■ **GIVEN RECORDS**
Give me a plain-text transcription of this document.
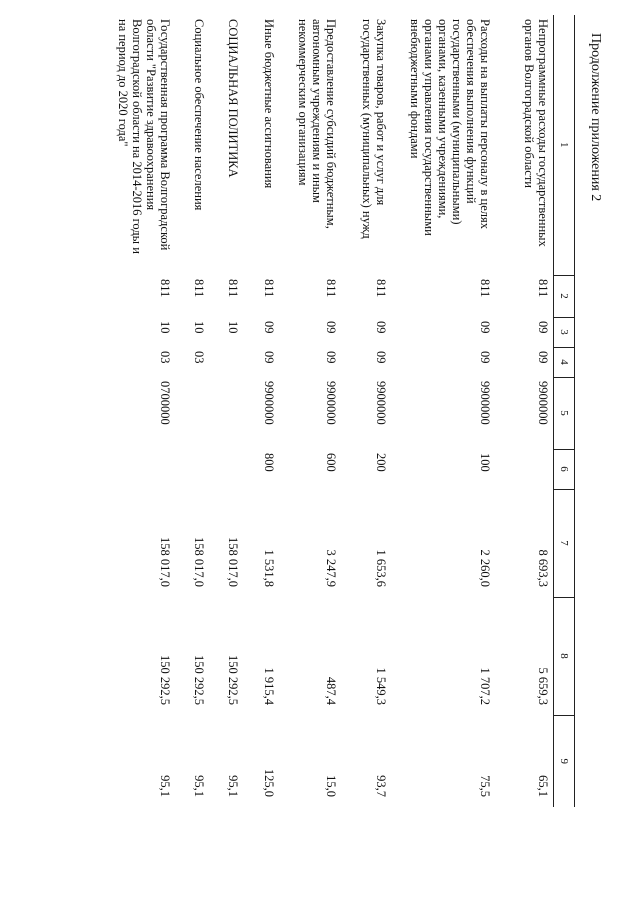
Продолжение приложения 2
1	2	3	4	5	6	7	8	9
Непрограммные расходы государственных органов Волгоградской области	811	09	09	9900000		8 693,3	5 659,3	65,1
Расходы на выплаты персоналу в целях обеспечения выполнения функций государственными (муниципальными) органами, казенными учреждениями, органами управления государственными внебюджетными фондами	811	09	09	9900000	100	2 260,0	1 707,2	75,5
Закупка товаров, работ и услуг для государственных (муниципальных) нужд	811	09	09	9900000	200	1 653,6	1 549,3	93,7
Предоставление субсидий бюджетным, автономным учреждениям и иным некоммерческим организациям	811	09	09	9900000	600	3 247,9	487,4	15,0
Иные бюджетные ассигнования	811	09	09	9900000	800	1 531,8	1 915,4	125,0
СОЦИАЛЬНАЯ ПОЛИТИКА	811	10				158 017,0	150 292,5	95,1
Социальное обеспечение населения	811	10	03			158 017,0	150 292,5	95,1
Государственная программа Волгоградской области "Развитие здравоохранения Волгоградской области на 2014-2016 годы и на период до 2020 года"	811	10	03	0700000		158 017,0	150 292,5	95,1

■ **BRIEF**
Write out the material above once more, exactly as it reads, with no pictures.

■ **COMPLETE RESPONSE**
Give me a plain-text transcription of this document.
Продолжение приложения 2
1	2	3	4	5	6	7	8	9
Непрограммные расходы государственных органов Волгоградской области	811	09	09	9900000		8 693,3	5 659,3	65,1
Расходы на выплаты персоналу в целях обеспечения выполнения функций государственными (муниципальными) органами, казенными учреждениями, органами управления государственными внебюджетными фондами	811	09	09	9900000	100	2 260,0	1 707,2	75,5
Закупка товаров, работ и услуг для государственных (муниципальных) нужд	811	09	09	9900000	200	1 653,6	1 549,3	93,7
Предоставление субсидий бюджетным, автономным учреждениям и иным некоммерческим организациям	811	09	09	9900000	600	3 247,9	487,4	15,0
Иные бюджетные ассигнования	811	09	09	9900000	800	1 531,8	1 915,4	125,0
СОЦИАЛЬНАЯ ПОЛИТИКА	811	10				158 017,0	150 292,5	95,1
Социальное обеспечение населения	811	10	03			158 017,0	150 292,5	95,1
Государственная программа Волгоградской области "Развитие здравоохранения Волгоградской области на 2014-2016 годы и на период до 2020 года"	811	10	03	0700000		158 017,0	150 292,5	95,1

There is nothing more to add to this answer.